> **WHAT NEEDS TO BE DONE**
Filter the listing and keep only the lines with the word "title".

LISTED ENTRIES start

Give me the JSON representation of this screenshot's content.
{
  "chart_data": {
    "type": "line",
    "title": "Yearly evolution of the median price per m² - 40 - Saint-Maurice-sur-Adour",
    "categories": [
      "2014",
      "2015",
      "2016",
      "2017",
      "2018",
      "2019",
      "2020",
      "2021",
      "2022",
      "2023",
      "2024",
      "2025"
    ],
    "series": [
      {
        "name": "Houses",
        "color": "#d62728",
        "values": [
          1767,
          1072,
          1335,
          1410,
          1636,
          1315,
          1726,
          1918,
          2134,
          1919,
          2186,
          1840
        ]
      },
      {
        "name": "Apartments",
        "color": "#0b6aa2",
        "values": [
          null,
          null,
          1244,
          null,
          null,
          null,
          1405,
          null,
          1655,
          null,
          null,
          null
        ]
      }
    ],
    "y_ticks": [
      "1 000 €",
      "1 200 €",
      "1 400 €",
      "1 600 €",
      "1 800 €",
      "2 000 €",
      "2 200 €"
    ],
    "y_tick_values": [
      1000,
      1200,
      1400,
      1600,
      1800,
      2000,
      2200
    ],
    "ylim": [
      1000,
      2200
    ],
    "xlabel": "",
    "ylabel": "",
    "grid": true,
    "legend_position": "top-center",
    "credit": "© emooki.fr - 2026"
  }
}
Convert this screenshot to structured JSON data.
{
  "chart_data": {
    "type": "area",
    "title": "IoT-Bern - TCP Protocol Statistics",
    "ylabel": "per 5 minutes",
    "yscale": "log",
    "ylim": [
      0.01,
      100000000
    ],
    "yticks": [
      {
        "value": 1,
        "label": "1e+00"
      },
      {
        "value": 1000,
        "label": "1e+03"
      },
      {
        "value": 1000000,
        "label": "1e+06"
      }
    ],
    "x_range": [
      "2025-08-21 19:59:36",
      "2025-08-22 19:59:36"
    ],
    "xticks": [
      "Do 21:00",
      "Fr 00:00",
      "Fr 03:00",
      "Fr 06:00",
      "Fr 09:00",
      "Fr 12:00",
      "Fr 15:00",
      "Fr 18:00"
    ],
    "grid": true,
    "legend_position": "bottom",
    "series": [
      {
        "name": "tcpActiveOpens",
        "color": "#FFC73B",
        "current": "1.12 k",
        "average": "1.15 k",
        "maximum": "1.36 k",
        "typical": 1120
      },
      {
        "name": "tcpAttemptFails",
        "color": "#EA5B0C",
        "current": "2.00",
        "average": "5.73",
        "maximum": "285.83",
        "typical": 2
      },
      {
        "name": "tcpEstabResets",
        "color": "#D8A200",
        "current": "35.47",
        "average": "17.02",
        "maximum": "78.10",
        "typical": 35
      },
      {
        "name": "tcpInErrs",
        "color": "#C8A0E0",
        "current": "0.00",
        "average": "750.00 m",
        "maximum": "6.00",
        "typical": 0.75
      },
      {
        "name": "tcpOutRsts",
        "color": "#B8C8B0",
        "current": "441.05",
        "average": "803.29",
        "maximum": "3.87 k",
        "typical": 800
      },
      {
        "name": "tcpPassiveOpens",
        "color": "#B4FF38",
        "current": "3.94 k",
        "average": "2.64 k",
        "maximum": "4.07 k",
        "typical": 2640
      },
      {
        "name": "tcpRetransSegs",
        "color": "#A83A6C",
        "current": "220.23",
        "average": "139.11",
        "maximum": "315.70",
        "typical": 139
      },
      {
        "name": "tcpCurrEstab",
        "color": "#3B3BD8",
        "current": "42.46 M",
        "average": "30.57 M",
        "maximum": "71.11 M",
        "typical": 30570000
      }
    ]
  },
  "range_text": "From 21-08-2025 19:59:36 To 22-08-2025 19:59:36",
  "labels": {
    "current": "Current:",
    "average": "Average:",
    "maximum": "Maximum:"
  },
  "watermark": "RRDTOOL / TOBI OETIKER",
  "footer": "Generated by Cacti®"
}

LISTED ENTRIES end

> **TASK OUTPUT**
    "title": "Yearly evolution of the median price per m² - 40 - Saint-Maurice-sur-Adour",
    "title": "IoT-Bern - TCP Protocol Statistics",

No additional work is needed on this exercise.